*** ROWS

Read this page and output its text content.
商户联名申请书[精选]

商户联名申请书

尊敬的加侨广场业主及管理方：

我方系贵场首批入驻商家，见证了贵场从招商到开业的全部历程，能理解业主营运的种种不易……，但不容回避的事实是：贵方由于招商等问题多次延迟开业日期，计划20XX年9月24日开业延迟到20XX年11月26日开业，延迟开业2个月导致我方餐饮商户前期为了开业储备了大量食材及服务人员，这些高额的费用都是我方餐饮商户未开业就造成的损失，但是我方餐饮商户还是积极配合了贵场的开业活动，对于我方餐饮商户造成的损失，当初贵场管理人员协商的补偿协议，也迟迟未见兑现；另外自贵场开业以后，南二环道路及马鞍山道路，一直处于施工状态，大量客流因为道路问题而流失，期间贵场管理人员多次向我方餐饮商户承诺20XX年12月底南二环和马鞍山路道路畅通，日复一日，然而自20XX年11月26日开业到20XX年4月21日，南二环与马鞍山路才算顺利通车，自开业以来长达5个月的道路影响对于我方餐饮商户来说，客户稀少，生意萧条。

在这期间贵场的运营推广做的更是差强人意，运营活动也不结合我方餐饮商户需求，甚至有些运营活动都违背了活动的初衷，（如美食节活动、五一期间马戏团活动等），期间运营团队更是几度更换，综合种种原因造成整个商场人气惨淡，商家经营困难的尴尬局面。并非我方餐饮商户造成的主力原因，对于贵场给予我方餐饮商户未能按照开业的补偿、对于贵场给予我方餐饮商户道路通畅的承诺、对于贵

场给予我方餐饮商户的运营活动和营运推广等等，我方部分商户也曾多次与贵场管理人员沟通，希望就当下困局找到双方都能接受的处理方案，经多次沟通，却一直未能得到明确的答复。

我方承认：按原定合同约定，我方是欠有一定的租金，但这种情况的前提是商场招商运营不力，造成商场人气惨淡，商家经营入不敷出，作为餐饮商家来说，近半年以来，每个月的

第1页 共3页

******

**WHAT TO WORK ON:** Repeat the data in its entirety, character for character.

**THE RESPONSE:**
Read this page and output its text content.
商户联名申请书[精选]

商户联名申请书

尊敬的加侨广场业主及管理方：

我方系贵场首批入驻商家，见证了贵场从招商到开业的全部历程，能理解业主营运的种种不易……，但不容回避的事实是：贵方由于招商等问题多次延迟开业日期，计划20XX年9月24日开业延迟到20XX年11月26日开业，延迟开业2个月导致我方餐饮商户前期为了开业储备了大量食材及服务人员，这些高额的费用都是我方餐饮商户未开业就造成的损失，但是我方餐饮商户还是积极配合了贵场的开业活动，对于我方餐饮商户造成的损失，当初贵场管理人员协商的补偿协议，也迟迟未见兑现；另外自贵场开业以后，南二环道路及马鞍山道路，一直处于施工状态，大量客流因为道路问题而流失，期间贵场管理人员多次向我方餐饮商户承诺20XX年12月底南二环和马鞍山路道路畅通，日复一日，然而自20XX年11月26日开业到20XX年4月21日，南二环与马鞍山路才算顺利通车，自开业以来长达5个月的道路影响对于我方餐饮商户来说，客户稀少，生意萧条。

在这期间贵场的运营推广做的更是差强人意，运营活动也不结合我方餐饮商户需求，甚至有些运营活动都违背了活动的初衷，（如美食节活动、五一期间马戏团活动等），期间运营团队更是几度更换，综合种种原因造成整个商场人气惨淡，商家经营困难的尴尬局面。并非我方餐饮商户造成的主力原因，对于贵场给予我方餐饮商户未能按照开业的补偿、对于贵场给予我方餐饮商户道路通畅的承诺、对于贵

场给予我方餐饮商户的运营活动和营运推广等等，我方部分商户也曾多次与贵场管理人员沟通，希望就当下困局找到双方都能接受的处理方案，经多次沟通，却一直未能得到明确的答复。

我方承认：按原定合同约定，我方是欠有一定的租金，但这种情况的前提是商场招商运营不力，造成商场人气惨淡，商家经营入不敷出，作为餐饮商家来说，近半年以来，每个月的

第1页 共3页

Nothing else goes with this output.